_Work to do:_ Reproduce all of the data that follows, character for character.

[Stored records]
<<<<

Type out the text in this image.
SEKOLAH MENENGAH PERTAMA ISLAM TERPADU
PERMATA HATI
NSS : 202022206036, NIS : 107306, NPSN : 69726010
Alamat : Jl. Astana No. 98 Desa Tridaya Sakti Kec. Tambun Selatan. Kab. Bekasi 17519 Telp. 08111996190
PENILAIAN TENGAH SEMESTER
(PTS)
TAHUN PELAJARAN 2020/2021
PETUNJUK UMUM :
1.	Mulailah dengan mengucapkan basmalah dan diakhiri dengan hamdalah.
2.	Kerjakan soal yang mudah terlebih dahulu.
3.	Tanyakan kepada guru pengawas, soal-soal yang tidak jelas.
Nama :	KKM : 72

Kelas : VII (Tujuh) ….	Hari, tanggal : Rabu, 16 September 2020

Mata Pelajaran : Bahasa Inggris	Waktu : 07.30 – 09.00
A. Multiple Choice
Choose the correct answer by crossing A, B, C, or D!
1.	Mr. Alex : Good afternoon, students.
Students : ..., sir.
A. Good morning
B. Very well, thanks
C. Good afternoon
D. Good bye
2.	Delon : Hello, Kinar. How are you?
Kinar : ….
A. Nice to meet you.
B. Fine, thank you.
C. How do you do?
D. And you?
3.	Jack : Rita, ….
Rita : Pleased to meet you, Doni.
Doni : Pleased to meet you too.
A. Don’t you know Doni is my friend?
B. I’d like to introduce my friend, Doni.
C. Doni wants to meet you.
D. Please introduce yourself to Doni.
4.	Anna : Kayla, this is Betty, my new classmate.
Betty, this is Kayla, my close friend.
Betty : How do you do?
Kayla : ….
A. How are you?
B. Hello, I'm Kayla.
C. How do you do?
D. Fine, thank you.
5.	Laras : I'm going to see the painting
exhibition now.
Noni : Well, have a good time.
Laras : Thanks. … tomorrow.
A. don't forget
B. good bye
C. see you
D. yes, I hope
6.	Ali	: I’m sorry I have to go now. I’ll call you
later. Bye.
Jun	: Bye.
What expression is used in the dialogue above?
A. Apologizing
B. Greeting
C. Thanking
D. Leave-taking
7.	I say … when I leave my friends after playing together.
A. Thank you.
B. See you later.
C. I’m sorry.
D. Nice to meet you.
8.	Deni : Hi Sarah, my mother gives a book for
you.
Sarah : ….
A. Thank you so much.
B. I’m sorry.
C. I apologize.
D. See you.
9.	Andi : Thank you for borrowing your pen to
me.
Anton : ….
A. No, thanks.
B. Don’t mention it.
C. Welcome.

>>>>

_Complete output:_
Type out the text in this image.
SEKOLAH MENENGAH PERTAMA ISLAM TERPADU
PERMATA HATI
NSS : 202022206036, NIS : 107306, NPSN : 69726010
Alamat : Jl. Astana No. 98 Desa Tridaya Sakti Kec. Tambun Selatan. Kab. Bekasi 17519 Telp. 08111996190
PENILAIAN TENGAH SEMESTER
(PTS)
TAHUN PELAJARAN 2020/2021
PETUNJUK UMUM :
1.	Mulailah dengan mengucapkan basmalah dan diakhiri dengan hamdalah.
2.	Kerjakan soal yang mudah terlebih dahulu.
3.	Tanyakan kepada guru pengawas, soal-soal yang tidak jelas.
Nama :	KKM : 72

Kelas : VII (Tujuh) ….	Hari, tanggal : Rabu, 16 September 2020

Mata Pelajaran : Bahasa Inggris	Waktu : 07.30 – 09.00
A. Multiple Choice
Choose the correct answer by crossing A, B, C, or D!
1.	Mr. Alex : Good afternoon, students.
Students : ..., sir.
A. Good morning
B. Very well, thanks
C. Good afternoon
D. Good bye
2.	Delon : Hello, Kinar. How are you?
Kinar : ….
A. Nice to meet you.
B. Fine, thank you.
C. How do you do?
D. And you?
3.	Jack : Rita, ….
Rita : Pleased to meet you, Doni.
Doni : Pleased to meet you too.
A. Don’t you know Doni is my friend?
B. I’d like to introduce my friend, Doni.
C. Doni wants to meet you.
D. Please introduce yourself to Doni.
4.	Anna : Kayla, this is Betty, my new classmate.
Betty, this is Kayla, my close friend.
Betty : How do you do?
Kayla : ….
A. How are you?
B. Hello, I'm Kayla.
C. How do you do?
D. Fine, thank you.
5.	Laras : I'm going to see the painting
exhibition now.
Noni : Well, have a good time.
Laras : Thanks. … tomorrow.
A. don't forget
B. good bye
C. see you
D. yes, I hope
6.	Ali	: I’m sorry I have to go now. I’ll call you
later. Bye.
Jun	: Bye.
What expression is used in the dialogue above?
A. Apologizing
B. Greeting
C. Thanking
D. Leave-taking
7.	I say … when I leave my friends after playing together.
A. Thank you.
B. See you later.
C. I’m sorry.
D. Nice to meet you.
8.	Deni : Hi Sarah, my mother gives a book for
you.
Sarah : ….
A. Thank you so much.
B. I’m sorry.
C. I apologize.
D. See you.
9.	Andi : Thank you for borrowing your pen to
me.
Anton : ….
A. No, thanks.
B. Don’t mention it.
C. Welcome.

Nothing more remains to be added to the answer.